▶ _What you need to do_
What follows is a set of records, each of which is to be written out exactly.

▶ _Entries provided_
* BEGIN *

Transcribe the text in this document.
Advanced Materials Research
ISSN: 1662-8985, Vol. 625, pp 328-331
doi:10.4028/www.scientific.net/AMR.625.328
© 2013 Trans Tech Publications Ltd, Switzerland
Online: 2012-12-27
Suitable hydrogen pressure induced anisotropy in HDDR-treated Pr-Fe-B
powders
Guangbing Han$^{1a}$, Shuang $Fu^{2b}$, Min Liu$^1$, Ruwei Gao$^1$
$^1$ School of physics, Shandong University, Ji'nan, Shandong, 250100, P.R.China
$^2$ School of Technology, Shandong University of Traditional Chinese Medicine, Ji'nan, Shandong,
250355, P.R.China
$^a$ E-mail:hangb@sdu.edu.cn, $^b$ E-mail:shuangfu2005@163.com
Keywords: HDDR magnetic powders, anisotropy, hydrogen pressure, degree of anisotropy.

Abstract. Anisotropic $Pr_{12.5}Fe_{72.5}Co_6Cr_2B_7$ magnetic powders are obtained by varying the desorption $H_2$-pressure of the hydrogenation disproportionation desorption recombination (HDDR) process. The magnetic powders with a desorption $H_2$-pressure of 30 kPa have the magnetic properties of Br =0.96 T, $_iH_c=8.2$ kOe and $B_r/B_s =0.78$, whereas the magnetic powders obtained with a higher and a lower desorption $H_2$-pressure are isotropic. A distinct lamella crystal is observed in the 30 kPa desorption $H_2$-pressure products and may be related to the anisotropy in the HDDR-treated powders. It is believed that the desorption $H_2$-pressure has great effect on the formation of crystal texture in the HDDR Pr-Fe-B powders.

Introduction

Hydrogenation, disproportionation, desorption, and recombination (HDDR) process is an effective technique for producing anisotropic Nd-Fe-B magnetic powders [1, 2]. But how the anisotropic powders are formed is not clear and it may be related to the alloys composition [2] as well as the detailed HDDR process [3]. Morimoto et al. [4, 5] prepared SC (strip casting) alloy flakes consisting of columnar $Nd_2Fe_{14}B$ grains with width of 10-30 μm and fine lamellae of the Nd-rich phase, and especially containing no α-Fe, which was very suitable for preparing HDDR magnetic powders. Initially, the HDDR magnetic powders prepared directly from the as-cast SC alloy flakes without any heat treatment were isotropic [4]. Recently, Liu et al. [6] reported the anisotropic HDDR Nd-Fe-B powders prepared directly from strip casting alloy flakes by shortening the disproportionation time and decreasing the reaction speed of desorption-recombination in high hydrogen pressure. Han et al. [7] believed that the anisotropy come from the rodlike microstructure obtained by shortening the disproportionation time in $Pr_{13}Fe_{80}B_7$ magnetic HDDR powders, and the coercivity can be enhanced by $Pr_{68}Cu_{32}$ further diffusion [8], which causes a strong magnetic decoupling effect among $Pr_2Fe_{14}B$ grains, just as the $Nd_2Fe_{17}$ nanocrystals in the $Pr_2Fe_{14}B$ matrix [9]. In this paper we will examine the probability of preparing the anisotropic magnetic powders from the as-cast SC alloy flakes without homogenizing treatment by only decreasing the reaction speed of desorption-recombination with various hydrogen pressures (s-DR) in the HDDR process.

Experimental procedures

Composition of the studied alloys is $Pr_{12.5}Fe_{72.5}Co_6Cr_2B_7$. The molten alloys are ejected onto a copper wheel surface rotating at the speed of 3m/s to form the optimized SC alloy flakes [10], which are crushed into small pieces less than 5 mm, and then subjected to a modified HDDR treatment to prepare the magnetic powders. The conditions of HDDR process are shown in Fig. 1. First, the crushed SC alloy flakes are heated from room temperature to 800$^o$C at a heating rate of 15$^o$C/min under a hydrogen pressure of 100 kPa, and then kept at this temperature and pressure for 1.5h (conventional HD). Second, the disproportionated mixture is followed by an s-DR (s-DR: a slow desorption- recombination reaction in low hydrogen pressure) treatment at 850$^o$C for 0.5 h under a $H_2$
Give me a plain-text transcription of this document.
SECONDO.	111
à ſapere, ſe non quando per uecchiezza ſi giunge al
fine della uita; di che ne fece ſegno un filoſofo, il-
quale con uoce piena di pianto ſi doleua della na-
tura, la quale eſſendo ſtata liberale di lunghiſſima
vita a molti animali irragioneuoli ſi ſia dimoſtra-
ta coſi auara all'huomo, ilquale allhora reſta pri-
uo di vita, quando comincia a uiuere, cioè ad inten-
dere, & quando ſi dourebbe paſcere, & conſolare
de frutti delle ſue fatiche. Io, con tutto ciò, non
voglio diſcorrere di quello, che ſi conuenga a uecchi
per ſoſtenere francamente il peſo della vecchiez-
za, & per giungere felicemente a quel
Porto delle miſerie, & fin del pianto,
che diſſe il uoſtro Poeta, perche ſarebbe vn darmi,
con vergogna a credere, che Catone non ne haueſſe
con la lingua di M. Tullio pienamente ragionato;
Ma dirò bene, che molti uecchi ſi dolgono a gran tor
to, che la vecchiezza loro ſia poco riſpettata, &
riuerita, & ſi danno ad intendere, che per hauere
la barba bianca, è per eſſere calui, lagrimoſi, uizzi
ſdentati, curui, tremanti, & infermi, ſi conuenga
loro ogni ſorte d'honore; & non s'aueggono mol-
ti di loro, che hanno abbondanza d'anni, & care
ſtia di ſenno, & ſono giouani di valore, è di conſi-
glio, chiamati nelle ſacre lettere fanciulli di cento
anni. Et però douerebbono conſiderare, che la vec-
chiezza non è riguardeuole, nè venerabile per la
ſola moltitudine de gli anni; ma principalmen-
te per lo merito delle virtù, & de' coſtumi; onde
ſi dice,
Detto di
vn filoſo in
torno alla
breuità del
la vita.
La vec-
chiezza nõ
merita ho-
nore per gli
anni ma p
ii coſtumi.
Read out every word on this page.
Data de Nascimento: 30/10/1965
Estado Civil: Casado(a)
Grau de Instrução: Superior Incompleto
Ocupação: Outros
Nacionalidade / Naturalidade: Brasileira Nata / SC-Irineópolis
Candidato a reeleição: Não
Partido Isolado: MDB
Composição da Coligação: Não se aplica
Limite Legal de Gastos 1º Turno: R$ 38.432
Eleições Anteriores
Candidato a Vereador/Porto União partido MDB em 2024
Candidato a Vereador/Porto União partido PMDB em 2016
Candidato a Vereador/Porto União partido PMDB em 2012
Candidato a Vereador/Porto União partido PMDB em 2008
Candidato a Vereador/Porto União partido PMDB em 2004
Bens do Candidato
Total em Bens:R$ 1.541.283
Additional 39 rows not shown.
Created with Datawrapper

* END *

▶ _Full answer_
Transcribe the text in this document.
Advanced Materials Research
ISSN: 1662-8985, Vol. 625, pp 328-331
doi:10.4028/www.scientific.net/AMR.625.328
© 2013 Trans Tech Publications Ltd, Switzerland
Online: 2012-12-27
Suitable hydrogen pressure induced anisotropy in HDDR-treated Pr-Fe-B
powders
Guangbing Han$^{1a}$, Shuang $Fu^{2b}$, Min Liu$^1$, Ruwei Gao$^1$
$^1$ School of physics, Shandong University, Ji'nan, Shandong, 250100, P.R.China
$^2$ School of Technology, Shandong University of Traditional Chinese Medicine, Ji'nan, Shandong,
250355, P.R.China
$^a$ E-mail:hangb@sdu.edu.cn, $^b$ E-mail:shuangfu2005@163.com
Keywords: HDDR magnetic powders, anisotropy, hydrogen pressure, degree of anisotropy.

Abstract. Anisotropic $Pr_{12.5}Fe_{72.5}Co_6Cr_2B_7$ magnetic powders are obtained by varying the desorption $H_2$-pressure of the hydrogenation disproportionation desorption recombination (HDDR) process. The magnetic powders with a desorption $H_2$-pressure of 30 kPa have the magnetic properties of Br =0.96 T, $_iH_c=8.2$ kOe and $B_r/B_s =0.78$, whereas the magnetic powders obtained with a higher and a lower desorption $H_2$-pressure are isotropic. A distinct lamella crystal is observed in the 30 kPa desorption $H_2$-pressure products and may be related to the anisotropy in the HDDR-treated powders. It is believed that the desorption $H_2$-pressure has great effect on the formation of crystal texture in the HDDR Pr-Fe-B powders.

Introduction

Hydrogenation, disproportionation, desorption, and recombination (HDDR) process is an effective technique for producing anisotropic Nd-Fe-B magnetic powders [1, 2]. But how the anisotropic powders are formed is not clear and it may be related to the alloys composition [2] as well as the detailed HDDR process [3]. Morimoto et al. [4, 5] prepared SC (strip casting) alloy flakes consisting of columnar $Nd_2Fe_{14}B$ grains with width of 10-30 μm and fine lamellae of the Nd-rich phase, and especially containing no α-Fe, which was very suitable for preparing HDDR magnetic powders. Initially, the HDDR magnetic powders prepared directly from the as-cast SC alloy flakes without any heat treatment were isotropic [4]. Recently, Liu et al. [6] reported the anisotropic HDDR Nd-Fe-B powders prepared directly from strip casting alloy flakes by shortening the disproportionation time and decreasing the reaction speed of desorption-recombination in high hydrogen pressure. Han et al. [7] believed that the anisotropy come from the rodlike microstructure obtained by shortening the disproportionation time in $Pr_{13}Fe_{80}B_7$ magnetic HDDR powders, and the coercivity can be enhanced by $Pr_{68}Cu_{32}$ further diffusion [8], which causes a strong magnetic decoupling effect among $Pr_2Fe_{14}B$ grains, just as the $Nd_2Fe_{17}$ nanocrystals in the $Pr_2Fe_{14}B$ matrix [9]. In this paper we will examine the probability of preparing the anisotropic magnetic powders from the as-cast SC alloy flakes without homogenizing treatment by only decreasing the reaction speed of desorption-recombination with various hydrogen pressures (s-DR) in the HDDR process.

Experimental procedures

Composition of the studied alloys is $Pr_{12.5}Fe_{72.5}Co_6Cr_2B_7$. The molten alloys are ejected onto a copper wheel surface rotating at the speed of 3m/s to form the optimized SC alloy flakes [10], which are crushed into small pieces less than 5 mm, and then subjected to a modified HDDR treatment to prepare the magnetic powders. The conditions of HDDR process are shown in Fig. 1. First, the crushed SC alloy flakes are heated from room temperature to 800$^o$C at a heating rate of 15$^o$C/min under a hydrogen pressure of 100 kPa, and then kept at this temperature and pressure for 1.5h (conventional HD). Second, the disproportionated mixture is followed by an s-DR (s-DR: a slow desorption- recombination reaction in low hydrogen pressure) treatment at 850$^o$C for 0.5 h under a $H_2$
Give me a plain-text transcription of this document.
SECONDO.	111
à ſapere, ſe non quando per uecchiezza ſi giunge al
fine della uita; di che ne fece ſegno un filoſofo, il-
quale con uoce piena di pianto ſi doleua della na-
tura, la quale eſſendo ſtata liberale di lunghiſſima
vita a molti animali irragioneuoli ſi ſia dimoſtra-
ta coſi auara all'huomo, ilquale allhora reſta pri-
uo di vita, quando comincia a uiuere, cioè ad inten-
dere, & quando ſi dourebbe paſcere, & conſolare
de frutti delle ſue fatiche. Io, con tutto ciò, non
voglio diſcorrere di quello, che ſi conuenga a uecchi
per ſoſtenere francamente il peſo della vecchiez-
za, & per giungere felicemente a quel
Porto delle miſerie, & fin del pianto,
che diſſe il uoſtro Poeta, perche ſarebbe vn darmi,
con vergogna a credere, che Catone non ne haueſſe
con la lingua di M. Tullio pienamente ragionato;
Ma dirò bene, che molti uecchi ſi dolgono a gran tor
to, che la vecchiezza loro ſia poco riſpettata, &
riuerita, & ſi danno ad intendere, che per hauere
la barba bianca, è per eſſere calui, lagrimoſi, uizzi
ſdentati, curui, tremanti, & infermi, ſi conuenga
loro ogni ſorte d'honore; & non s'aueggono mol-
ti di loro, che hanno abbondanza d'anni, & care
ſtia di ſenno, & ſono giouani di valore, è di conſi-
glio, chiamati nelle ſacre lettere fanciulli di cento
anni. Et però douerebbono conſiderare, che la vec-
chiezza non è riguardeuole, nè venerabile per la
ſola moltitudine de gli anni; ma principalmen-
te per lo merito delle virtù, & de' coſtumi; onde
ſi dice,
Detto di
vn filoſo in
torno alla
breuità del
la vita.
La vec-
chiezza nõ
merita ho-
nore per gli
anni ma p
ii coſtumi.
Read out every word on this page.
Data de Nascimento: 30/10/1965
Estado Civil: Casado(a)
Grau de Instrução: Superior Incompleto
Ocupação: Outros
Nacionalidade / Naturalidade: Brasileira Nata / SC-Irineópolis
Candidato a reeleição: Não
Partido Isolado: MDB
Composição da Coligação: Não se aplica
Limite Legal de Gastos 1º Turno: R$ 38.432
Eleições Anteriores
Candidato a Vereador/Porto União partido MDB em 2024
Candidato a Vereador/Porto União partido PMDB em 2016
Candidato a Vereador/Porto União partido PMDB em 2012
Candidato a Vereador/Porto União partido PMDB em 2008
Candidato a Vereador/Porto União partido PMDB em 2004
Bens do Candidato
Total em Bens:R$ 1.541.283
Additional 39 rows not shown.
Created with Datawrapper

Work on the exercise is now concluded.